→ Stated problem: Work out how many lines of the data hold the string "this", and reply with that number alone.

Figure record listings
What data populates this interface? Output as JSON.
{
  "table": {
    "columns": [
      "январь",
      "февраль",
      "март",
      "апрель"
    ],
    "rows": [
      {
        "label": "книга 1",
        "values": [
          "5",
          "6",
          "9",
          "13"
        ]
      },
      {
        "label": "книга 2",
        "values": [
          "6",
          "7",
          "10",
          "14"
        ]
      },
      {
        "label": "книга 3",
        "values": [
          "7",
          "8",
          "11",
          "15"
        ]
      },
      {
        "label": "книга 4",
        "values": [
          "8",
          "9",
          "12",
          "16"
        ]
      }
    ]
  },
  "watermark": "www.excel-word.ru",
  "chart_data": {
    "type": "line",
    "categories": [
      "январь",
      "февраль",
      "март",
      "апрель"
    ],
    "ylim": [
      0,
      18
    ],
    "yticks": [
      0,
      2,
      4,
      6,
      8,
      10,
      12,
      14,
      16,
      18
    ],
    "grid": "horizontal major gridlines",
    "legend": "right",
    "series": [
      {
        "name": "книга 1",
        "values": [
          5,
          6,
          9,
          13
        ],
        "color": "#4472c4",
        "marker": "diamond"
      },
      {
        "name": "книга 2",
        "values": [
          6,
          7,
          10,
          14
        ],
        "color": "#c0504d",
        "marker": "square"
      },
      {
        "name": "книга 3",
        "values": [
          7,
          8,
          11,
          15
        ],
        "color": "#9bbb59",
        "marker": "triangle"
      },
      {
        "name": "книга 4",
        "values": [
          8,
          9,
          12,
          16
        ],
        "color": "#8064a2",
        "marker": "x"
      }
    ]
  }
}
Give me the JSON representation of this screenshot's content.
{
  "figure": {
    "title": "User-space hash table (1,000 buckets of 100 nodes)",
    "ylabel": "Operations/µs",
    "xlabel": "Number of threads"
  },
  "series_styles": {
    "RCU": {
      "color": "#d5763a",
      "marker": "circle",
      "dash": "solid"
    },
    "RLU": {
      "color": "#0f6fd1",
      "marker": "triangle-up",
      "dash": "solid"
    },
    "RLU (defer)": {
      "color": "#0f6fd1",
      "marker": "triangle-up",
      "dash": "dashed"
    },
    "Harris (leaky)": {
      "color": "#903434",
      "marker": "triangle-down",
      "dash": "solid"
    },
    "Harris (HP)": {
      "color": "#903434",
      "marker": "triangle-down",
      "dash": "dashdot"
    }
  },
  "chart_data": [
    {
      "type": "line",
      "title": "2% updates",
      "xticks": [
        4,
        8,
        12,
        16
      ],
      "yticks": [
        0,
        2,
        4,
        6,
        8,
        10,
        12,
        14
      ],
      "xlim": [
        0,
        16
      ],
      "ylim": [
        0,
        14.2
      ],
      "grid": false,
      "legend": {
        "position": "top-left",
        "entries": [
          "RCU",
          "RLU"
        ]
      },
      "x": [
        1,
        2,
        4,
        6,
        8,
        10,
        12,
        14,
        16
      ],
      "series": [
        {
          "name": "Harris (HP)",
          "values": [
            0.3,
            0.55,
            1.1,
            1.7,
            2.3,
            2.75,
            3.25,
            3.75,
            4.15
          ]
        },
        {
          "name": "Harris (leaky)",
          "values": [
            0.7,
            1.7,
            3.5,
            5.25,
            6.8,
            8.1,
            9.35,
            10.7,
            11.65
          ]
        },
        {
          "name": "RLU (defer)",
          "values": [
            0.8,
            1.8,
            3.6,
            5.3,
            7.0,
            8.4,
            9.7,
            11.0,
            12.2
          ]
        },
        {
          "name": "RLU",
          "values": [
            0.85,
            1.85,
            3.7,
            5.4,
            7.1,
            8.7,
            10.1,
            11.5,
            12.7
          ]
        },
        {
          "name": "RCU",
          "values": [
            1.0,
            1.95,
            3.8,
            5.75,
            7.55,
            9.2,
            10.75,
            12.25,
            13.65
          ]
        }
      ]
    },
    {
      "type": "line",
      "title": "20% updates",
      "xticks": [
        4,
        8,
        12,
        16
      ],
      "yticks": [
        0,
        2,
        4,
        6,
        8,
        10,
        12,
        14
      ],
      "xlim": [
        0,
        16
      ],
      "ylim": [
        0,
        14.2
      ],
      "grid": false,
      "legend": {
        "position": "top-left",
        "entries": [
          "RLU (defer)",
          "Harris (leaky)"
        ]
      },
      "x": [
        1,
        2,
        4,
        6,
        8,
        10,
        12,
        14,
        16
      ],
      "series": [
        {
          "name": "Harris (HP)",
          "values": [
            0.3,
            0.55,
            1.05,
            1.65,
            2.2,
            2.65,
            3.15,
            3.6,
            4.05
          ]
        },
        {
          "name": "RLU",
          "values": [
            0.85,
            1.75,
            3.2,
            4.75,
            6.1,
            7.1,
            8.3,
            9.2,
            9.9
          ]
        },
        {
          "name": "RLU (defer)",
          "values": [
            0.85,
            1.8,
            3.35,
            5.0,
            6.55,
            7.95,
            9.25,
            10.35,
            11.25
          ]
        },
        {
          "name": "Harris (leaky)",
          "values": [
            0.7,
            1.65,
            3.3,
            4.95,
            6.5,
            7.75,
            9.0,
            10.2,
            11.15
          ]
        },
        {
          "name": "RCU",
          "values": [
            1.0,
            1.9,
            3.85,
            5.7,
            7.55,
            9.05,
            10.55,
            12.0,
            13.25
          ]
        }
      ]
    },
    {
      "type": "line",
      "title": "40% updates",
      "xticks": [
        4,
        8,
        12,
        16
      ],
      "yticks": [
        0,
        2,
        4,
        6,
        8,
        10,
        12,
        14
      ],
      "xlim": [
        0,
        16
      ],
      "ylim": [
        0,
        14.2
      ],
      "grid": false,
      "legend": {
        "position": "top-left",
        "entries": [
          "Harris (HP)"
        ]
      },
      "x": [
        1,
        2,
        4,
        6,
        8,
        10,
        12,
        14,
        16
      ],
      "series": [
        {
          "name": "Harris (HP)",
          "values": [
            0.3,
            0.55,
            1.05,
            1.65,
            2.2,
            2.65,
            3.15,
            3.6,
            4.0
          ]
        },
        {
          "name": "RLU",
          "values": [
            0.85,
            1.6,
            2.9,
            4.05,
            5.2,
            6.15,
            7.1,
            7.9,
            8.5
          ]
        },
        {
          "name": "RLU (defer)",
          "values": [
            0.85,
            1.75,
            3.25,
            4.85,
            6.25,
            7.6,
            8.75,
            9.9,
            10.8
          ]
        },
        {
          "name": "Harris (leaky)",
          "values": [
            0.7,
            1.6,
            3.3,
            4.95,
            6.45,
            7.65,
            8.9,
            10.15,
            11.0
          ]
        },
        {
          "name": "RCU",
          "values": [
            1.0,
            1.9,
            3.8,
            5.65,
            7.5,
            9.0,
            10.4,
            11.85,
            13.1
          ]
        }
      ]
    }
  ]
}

→ Correct output: 2